* [Instruction]: Quote the records word for word from their first line through the line containing "The longitudinal axis L is at (522, 183).", including that line.

══════

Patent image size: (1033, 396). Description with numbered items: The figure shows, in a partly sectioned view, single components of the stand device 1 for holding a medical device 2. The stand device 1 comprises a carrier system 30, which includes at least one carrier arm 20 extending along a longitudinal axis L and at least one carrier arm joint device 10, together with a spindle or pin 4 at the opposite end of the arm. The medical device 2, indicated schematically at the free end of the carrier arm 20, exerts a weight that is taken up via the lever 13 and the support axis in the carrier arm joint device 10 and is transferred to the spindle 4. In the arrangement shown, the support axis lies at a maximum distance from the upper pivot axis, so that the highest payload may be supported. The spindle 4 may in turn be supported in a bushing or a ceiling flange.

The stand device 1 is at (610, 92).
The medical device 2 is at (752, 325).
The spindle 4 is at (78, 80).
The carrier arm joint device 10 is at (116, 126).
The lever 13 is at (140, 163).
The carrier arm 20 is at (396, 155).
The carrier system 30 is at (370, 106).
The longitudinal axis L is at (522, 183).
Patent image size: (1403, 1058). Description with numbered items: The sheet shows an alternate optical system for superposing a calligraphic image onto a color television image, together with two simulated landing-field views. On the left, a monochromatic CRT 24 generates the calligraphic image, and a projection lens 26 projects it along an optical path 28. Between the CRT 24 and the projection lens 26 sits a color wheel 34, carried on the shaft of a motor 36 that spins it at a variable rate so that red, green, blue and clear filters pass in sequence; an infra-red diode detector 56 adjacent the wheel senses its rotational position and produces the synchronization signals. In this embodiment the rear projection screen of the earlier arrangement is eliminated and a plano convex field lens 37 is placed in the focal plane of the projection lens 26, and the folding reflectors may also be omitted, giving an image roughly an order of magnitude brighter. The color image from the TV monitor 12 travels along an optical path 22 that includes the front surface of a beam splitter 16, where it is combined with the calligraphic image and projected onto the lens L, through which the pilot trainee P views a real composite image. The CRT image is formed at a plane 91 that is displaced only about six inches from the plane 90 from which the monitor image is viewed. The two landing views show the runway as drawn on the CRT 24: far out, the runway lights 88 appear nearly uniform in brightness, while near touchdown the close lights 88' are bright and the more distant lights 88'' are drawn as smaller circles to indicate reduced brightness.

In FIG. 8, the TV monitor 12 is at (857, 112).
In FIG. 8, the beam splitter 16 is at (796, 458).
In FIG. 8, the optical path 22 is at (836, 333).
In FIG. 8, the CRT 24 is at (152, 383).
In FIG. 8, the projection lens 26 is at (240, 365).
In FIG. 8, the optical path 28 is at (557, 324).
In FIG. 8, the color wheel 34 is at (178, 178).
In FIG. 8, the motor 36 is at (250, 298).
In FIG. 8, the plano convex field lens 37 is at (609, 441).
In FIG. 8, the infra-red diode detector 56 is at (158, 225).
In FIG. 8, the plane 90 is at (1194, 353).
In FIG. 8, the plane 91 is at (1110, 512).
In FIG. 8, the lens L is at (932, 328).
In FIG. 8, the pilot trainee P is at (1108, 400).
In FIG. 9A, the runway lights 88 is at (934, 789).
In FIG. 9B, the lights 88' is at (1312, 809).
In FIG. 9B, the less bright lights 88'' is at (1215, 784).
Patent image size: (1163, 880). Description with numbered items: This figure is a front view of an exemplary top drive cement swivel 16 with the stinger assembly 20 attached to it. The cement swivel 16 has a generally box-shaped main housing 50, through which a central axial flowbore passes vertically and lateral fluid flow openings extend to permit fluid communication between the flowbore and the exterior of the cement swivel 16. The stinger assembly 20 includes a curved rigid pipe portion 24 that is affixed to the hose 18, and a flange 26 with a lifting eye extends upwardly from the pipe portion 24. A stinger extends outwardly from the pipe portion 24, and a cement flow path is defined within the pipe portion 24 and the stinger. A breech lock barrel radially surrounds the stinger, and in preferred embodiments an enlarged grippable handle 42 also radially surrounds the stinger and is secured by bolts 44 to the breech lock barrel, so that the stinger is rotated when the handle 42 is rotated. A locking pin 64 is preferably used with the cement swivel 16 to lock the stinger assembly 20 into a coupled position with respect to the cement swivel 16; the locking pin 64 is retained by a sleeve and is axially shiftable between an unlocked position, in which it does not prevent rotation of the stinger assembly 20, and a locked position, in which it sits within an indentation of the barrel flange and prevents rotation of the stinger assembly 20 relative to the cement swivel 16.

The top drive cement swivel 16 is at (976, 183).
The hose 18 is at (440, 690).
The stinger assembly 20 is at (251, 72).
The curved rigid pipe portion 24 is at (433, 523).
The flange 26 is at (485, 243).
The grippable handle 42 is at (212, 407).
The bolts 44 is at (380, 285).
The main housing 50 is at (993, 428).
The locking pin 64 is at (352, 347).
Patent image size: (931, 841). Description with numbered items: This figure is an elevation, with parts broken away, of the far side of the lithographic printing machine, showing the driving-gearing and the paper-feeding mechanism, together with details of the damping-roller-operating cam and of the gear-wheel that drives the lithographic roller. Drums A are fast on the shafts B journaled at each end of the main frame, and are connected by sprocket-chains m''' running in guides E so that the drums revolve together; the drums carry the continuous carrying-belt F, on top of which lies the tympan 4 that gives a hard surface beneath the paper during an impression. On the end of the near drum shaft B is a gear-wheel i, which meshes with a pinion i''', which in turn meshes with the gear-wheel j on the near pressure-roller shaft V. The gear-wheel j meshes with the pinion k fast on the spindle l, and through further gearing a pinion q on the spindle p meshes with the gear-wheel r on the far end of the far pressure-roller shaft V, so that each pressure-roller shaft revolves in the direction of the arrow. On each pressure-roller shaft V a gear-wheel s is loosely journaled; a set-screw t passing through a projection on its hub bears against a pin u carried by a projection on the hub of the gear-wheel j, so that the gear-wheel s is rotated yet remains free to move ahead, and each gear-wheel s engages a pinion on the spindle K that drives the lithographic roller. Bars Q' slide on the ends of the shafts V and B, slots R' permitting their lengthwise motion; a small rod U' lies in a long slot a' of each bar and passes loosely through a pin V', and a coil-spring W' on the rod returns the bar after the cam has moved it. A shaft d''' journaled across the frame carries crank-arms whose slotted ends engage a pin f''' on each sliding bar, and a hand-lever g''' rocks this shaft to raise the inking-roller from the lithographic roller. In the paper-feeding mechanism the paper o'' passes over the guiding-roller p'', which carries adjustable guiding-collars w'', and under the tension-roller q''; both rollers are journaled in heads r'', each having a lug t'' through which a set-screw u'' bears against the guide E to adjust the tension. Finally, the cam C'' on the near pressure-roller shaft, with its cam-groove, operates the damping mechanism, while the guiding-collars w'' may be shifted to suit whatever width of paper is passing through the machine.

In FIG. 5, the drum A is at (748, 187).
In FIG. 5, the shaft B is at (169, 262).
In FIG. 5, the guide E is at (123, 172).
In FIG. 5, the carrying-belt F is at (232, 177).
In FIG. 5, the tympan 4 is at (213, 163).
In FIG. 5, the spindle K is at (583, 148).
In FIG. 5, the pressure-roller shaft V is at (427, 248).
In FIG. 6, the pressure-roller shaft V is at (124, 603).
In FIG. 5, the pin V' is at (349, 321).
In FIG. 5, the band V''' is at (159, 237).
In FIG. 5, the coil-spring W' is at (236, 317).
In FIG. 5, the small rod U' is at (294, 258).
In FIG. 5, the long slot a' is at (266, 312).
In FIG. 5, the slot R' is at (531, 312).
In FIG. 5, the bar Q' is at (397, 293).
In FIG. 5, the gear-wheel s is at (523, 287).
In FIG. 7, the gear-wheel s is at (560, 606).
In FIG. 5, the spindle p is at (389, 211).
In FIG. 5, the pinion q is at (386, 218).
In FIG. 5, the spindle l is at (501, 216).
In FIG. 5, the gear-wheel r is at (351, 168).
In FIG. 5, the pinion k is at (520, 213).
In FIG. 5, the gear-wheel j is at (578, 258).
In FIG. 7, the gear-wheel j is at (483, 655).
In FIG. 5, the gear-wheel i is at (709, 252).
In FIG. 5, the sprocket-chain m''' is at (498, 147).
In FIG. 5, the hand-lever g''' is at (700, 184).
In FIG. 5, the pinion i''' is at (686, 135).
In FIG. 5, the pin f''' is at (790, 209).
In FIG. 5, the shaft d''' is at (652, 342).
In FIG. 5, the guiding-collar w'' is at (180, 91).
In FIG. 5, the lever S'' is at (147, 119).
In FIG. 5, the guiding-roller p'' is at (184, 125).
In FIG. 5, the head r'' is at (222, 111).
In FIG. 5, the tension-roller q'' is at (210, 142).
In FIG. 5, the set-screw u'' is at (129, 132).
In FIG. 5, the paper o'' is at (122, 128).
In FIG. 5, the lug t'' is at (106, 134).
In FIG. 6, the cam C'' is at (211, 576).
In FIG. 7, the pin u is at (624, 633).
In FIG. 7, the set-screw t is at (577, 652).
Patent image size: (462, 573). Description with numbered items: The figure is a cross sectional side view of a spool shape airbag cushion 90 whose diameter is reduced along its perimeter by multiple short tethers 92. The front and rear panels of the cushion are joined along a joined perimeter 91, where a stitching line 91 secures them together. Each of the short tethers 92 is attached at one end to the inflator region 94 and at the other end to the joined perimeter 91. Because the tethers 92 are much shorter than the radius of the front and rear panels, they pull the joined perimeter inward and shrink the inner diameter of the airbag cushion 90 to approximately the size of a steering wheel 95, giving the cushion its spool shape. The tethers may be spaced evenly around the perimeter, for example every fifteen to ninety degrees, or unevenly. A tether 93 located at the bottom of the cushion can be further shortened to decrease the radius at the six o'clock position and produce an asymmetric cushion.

══════

* [Solved exercise]:
Patent image size: (1033, 396). Description with numbered items: The figure shows, in a partly sectioned view, single components of the stand device 1 for holding a medical device 2. The stand device 1 comprises a carrier system 30, which includes at least one carrier arm 20 extending along a longitudinal axis L and at least one carrier arm joint device 10, together with a spindle or pin 4 at the opposite end of the arm. The medical device 2, indicated schematically at the free end of the carrier arm 20, exerts a weight that is taken up via the lever 13 and the support axis in the carrier arm joint device 10 and is transferred to the spindle 4. In the arrangement shown, the support axis lies at a maximum distance from the upper pivot axis, so that the highest payload may be supported. The spindle 4 may in turn be supported in a bushing or a ceiling flange.

The stand device 1 is at (610, 92).
The medical device 2 is at (752, 325).
The spindle 4 is at (78, 80).
The carrier arm joint device 10 is at (116, 126).
The lever 13 is at (140, 163).
The carrier arm 20 is at (396, 155).
The carrier system 30 is at (370, 106).
The longitudinal axis L is at (522, 183).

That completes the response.